■ Problem to solve: Format the lines below as a JSON list of strings, with one string for each line and no entries for blank lines.

— START Data rows —

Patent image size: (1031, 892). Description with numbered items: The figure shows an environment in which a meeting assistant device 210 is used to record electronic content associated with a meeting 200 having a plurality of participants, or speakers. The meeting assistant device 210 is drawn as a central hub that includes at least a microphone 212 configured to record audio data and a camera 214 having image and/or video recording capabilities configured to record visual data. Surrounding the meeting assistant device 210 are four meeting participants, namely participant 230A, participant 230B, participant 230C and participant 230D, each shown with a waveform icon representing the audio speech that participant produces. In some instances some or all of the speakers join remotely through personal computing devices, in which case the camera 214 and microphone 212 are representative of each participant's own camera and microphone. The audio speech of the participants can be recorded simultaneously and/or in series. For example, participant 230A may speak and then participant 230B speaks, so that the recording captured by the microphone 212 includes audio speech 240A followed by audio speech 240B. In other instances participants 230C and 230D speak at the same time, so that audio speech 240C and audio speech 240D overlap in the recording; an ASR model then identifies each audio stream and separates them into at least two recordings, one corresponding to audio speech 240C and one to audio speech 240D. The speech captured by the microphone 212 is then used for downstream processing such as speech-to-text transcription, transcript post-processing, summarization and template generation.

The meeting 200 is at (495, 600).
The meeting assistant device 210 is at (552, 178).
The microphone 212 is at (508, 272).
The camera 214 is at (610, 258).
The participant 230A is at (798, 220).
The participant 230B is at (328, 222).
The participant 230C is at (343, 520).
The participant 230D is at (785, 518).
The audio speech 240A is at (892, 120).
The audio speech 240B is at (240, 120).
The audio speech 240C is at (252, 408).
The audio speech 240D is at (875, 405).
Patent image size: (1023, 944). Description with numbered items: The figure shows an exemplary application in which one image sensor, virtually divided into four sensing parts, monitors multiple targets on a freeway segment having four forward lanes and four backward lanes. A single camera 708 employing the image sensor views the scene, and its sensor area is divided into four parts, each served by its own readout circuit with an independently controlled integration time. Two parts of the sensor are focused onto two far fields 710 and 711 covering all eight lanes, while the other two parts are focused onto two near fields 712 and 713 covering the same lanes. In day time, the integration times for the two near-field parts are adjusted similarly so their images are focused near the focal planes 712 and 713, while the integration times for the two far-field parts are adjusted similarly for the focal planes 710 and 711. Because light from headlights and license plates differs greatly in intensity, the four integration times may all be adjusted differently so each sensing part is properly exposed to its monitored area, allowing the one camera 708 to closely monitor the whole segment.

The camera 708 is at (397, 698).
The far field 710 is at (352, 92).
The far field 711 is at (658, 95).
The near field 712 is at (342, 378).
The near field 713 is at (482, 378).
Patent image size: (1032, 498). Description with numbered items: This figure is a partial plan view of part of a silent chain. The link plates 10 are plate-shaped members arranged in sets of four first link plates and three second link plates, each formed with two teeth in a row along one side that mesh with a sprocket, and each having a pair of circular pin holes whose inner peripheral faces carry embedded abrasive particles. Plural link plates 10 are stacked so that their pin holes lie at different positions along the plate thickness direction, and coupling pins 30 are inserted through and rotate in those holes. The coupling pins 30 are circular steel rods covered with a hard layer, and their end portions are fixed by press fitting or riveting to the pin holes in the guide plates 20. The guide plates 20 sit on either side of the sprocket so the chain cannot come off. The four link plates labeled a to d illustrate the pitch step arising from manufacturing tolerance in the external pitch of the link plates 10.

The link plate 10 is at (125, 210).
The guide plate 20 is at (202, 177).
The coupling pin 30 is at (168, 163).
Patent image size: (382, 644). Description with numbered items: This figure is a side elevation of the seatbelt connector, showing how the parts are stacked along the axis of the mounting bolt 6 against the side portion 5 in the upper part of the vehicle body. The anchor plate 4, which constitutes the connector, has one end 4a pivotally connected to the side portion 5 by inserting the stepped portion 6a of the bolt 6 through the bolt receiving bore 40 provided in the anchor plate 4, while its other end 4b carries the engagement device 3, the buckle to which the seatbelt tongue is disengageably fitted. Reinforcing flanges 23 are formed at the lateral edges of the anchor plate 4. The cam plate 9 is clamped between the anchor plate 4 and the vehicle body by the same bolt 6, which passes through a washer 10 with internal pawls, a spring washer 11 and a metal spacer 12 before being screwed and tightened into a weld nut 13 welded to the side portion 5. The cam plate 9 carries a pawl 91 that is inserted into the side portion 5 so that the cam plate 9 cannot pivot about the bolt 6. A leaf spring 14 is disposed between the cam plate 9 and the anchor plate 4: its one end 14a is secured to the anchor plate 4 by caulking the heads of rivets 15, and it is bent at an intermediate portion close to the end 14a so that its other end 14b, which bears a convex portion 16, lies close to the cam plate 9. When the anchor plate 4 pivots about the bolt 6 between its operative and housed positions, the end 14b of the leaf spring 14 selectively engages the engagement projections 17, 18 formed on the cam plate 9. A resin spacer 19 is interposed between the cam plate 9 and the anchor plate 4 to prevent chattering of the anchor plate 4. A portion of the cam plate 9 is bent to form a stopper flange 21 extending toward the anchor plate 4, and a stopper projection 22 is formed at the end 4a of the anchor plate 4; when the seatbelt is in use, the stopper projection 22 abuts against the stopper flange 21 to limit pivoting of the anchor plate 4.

— END Data rows —

■ Solution to this problem:
[
  "Patent image size: (1031, 892). Description with numbered items: The figure shows an environment in which a meeting assistant device 210 is used to record electronic content associated with a meeting 200 having a plurality of participants, or speakers. The meeting assistant device 210 is drawn as a central hub that includes at least a microphone 212 configured to record audio data and a camera 214 having image and/or video recording capabilities configured to record visual data. Surrounding the meeting assistant device 210 are four meeting participants, namely participant 230A, participant 230B, participant 230C and participant 230D, each shown with a waveform icon representing the audio speech that participant produces. In some instances some or all of the speakers join remotely through personal computing devices, in which case the camera 214 and microphone 212 are representative of each participant's own camera and microphone. The audio speech of the participants can be recorded simultaneously and/or in series. For example, participant 230A may speak and then participant 230B speaks, so that the recording captured by the microphone 212 includes audio speech 240A followed by audio speech 240B. In other instances participants 230C and 230D speak at the same time, so that audio speech 240C and audio speech 240D overlap in the recording; an ASR model then identifies each audio stream and separates them into at least two recordings, one corresponding to audio speech 240C and one to audio speech 240D. The speech captured by the microphone 212 is then used for downstream processing such as speech-to-text transcription, transcript post-processing, summarization and template generation.",
  "The meeting 200 is at (495, 600).",
  "The meeting assistant device 210 is at (552, 178).",
  "The microphone 212 is at (508, 272).",
  "The camera 214 is at (610, 258).",
  "The participant 230A is at (798, 220).",
  "The participant 230B is at (328, 222).",
  "The participant 230C is at (343, 520).",
  "The participant 230D is at (785, 518).",
  "The audio speech 240A is at (892, 120).",
  "The audio speech 240B is at (240, 120).",
  "The audio speech 240C is at (252, 408).",
  "The audio speech 240D is at (875, 405).",
  "Patent image size: (1023, 944). Description with numbered items: The figure shows an exemplary application in which one image sensor, virtually divided into four sensing parts, monitors multiple targets on a freeway segment having four forward lanes and four backward lanes. A single camera 708 employing the image sensor views the scene, and its sensor area is divided into four parts, each served by its own readout circuit with an independently controlled integration time. Two parts of the sensor are focused onto two far fields 710 and 711 covering all eight lanes, while the other two parts are focused onto two near fields 712 and 713 covering the same lanes. In day time, the integration times for the two near-field parts are adjusted similarly so their images are focused near the focal planes 712 and 713, while the integration times for the two far-field parts are adjusted similarly for the focal planes 710 and 711. Because light from headlights and license plates differs greatly in intensity, the four integration times may all be adjusted differently so each sensing part is properly exposed to its monitored area, allowing the one camera 708 to closely monitor the whole segment.",
  "The camera 708 is at (397, 698).",
  "The far field 710 is at (352, 92).",
  "The far field 711 is at (658, 95).",
  "The near field 712 is at (342, 378).",
  "The near field 713 is at (482, 378).",
  "Patent image size: (1032, 498). Description with numbered items: This figure is a partial plan view of part of a silent chain. The link plates 10 are plate-shaped members arranged in sets of four first link plates and three second link plates, each formed with two teeth in a row along one side that mesh with a sprocket, and each having a pair of circular pin holes whose inner peripheral faces carry embedded abrasive particles. Plural link plates 10 are stacked so that their pin holes lie at different positions along the plate thickness direction, and coupling pins 30 are inserted through and rotate in those holes. The coupling pins 30 are circular steel rods covered with a hard layer, and their end portions are fixed by press fitting or riveting to the pin holes in the guide plates 20. The guide plates 20 sit on either side of the sprocket so the chain cannot come off. The four link plates labeled a to d illustrate the pitch step arising from manufacturing tolerance in the external pitch of the link plates 10.",
  "The link plate 10 is at (125, 210).",
  "The guide plate 20 is at (202, 177).",
  "The coupling pin 30 is at (168, 163).",
  "Patent image size: (382, 644). Description with numbered items: This figure is a side elevation of the seatbelt connector, showing how the parts are stacked along the axis of the mounting bolt 6 against the side portion 5 in the upper part of the vehicle body. The anchor plate 4, which constitutes the connector, has one end 4a pivotally connected to the side portion 5 by inserting the stepped portion 6a of the bolt 6 through the bolt receiving bore 40 provided in the anchor plate 4, while its other end 4b carries the engagement device 3, the buckle to which the seatbelt tongue is disengageably fitted. Reinforcing flanges 23 are formed at the lateral edges of the anchor plate 4. The cam plate 9 is clamped between the anchor plate 4 and the vehicle body by the same bolt 6, which passes through a washer 10 with internal pawls, a spring washer 11 and a metal spacer 12 before being screwed and tightened into a weld nut 13 welded to the side portion 5. The cam plate 9 carries a pawl 91 that is inserted into the side portion 5 so that the cam plate 9 cannot pivot about the bolt 6. A leaf spring 14 is disposed between the cam plate 9 and the anchor plate 4: its one end 14a is secured to the anchor plate 4 by caulking the heads of rivets 15, and it is bent at an intermediate portion close to the end 14a so that its other end 14b, which bears a convex portion 16, lies close to the cam plate 9. When the anchor plate 4 pivots about the bolt 6 between its operative and housed positions, the end 14b of the leaf spring 14 selectively engages the engagement projections 17, 18 formed on the cam plate 9. A resin spacer 19 is interposed between the cam plate 9 and the anchor plate 4 to prevent chattering of the anchor plate 4. A portion of the cam plate 9 is bent to form a stopper flange 21 extending toward the anchor plate 4, and a stopper projection 22 is formed at the end 4a of the anchor plate 4; when the seatbelt is in use, the stopper projection 22 abuts against the stopper flange 21 to limit pivoting of the anchor plate 4."
]